** Begin **

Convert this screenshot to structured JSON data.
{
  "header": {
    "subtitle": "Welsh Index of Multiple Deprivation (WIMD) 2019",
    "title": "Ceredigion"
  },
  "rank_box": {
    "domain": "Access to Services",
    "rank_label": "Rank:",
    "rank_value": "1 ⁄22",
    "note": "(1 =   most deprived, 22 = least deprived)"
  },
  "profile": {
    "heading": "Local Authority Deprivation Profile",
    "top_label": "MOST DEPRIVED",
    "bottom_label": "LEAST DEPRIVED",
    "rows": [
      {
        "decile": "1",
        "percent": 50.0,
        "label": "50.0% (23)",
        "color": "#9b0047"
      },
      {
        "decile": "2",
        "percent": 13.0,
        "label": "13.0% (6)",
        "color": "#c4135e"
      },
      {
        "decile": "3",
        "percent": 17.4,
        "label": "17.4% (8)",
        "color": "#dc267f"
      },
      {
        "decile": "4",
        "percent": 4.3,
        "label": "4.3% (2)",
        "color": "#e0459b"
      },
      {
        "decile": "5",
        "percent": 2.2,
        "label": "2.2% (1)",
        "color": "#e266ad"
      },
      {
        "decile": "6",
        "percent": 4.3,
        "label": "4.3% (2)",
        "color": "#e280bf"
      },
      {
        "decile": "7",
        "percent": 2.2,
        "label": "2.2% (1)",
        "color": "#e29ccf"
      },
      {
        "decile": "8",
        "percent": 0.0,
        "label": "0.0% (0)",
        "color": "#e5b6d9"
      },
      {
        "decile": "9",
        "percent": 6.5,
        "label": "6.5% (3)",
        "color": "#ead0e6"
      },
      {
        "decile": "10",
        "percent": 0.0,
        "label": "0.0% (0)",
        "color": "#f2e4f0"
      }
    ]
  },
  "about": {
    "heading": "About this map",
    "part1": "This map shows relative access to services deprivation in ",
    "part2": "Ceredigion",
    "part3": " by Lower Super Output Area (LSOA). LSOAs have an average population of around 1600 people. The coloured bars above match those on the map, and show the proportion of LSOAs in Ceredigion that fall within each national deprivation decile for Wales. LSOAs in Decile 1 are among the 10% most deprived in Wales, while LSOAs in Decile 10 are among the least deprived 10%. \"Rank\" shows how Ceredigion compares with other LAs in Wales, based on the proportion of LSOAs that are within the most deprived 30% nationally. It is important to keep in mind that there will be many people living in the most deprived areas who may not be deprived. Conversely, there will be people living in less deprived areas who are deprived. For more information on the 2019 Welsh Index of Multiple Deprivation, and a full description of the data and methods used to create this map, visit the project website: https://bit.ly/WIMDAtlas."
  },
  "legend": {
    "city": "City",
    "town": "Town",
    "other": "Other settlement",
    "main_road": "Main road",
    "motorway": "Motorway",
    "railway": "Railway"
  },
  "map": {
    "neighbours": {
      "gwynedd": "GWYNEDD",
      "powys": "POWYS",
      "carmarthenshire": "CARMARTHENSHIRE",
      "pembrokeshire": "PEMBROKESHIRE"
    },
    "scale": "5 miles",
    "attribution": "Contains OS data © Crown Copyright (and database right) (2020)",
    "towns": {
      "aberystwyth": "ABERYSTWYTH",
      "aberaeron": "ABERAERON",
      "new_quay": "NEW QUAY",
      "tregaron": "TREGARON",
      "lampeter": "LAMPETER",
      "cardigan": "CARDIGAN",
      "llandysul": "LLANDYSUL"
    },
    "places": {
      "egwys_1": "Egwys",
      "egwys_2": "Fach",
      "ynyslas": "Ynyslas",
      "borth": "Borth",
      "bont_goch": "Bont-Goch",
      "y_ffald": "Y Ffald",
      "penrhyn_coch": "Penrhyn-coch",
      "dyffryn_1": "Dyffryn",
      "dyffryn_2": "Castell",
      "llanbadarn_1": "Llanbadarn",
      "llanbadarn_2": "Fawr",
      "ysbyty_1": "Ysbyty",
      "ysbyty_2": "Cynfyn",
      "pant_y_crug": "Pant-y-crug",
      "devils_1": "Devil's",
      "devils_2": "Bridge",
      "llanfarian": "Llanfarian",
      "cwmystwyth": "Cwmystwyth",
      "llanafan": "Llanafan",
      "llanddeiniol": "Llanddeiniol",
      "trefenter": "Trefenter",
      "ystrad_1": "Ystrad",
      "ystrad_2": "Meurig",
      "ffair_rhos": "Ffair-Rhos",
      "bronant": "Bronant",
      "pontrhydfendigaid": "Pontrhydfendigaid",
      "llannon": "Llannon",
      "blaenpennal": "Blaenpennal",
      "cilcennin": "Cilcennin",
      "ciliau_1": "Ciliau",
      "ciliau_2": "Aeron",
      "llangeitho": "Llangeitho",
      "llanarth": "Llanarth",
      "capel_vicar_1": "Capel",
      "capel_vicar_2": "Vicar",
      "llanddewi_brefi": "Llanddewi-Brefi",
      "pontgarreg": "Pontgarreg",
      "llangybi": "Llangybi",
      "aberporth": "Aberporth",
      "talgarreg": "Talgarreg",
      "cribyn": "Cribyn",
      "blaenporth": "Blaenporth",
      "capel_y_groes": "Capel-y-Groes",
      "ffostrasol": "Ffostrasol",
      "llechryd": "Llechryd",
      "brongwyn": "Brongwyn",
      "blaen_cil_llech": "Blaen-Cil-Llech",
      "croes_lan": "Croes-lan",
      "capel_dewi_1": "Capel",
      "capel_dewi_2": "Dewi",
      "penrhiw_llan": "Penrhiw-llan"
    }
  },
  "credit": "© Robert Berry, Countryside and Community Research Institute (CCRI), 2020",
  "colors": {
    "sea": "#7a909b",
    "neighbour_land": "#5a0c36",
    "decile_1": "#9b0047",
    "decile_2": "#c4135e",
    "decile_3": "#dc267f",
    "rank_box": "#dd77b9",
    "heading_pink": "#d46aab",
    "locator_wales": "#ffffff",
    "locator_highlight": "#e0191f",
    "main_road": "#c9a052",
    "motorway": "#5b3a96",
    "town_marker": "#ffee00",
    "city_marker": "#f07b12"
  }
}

** End **

SHORT EXERCISE: Filter the records for lines holding the string "data". Copy each one.

TASK SOLUTION:
Convert this screenshot to structured JSON data.
    "part3": " by Lower Super Output Area (LSOA). LSOAs have an average population of around 1600 people. The coloured bars above match those on the map, and show the proportion of LSOAs in Ceredigion that fall within each national deprivation decile for Wales. LSOAs in Decile 1 are among the 10% most deprived in Wales, while LSOAs in Decile 10 are among the least deprived 10%. \"Rank\" shows how Ceredigion compares with other LAs in Wales, based on the proportion of LSOAs that are within the most deprived 30% nationally. It is important to keep in mind that there will be many people living in the most deprived areas who may not be deprived. Conversely, there will be people living in less deprived areas who are deprived. For more information on the 2019 Welsh Index of Multiple Deprivation, and a full description of the data and methods used to create this map, visit the project website: https://bit.ly/WIMDAtlas."
    "attribution": "Contains OS data © Crown Copyright (and database right) (2020)",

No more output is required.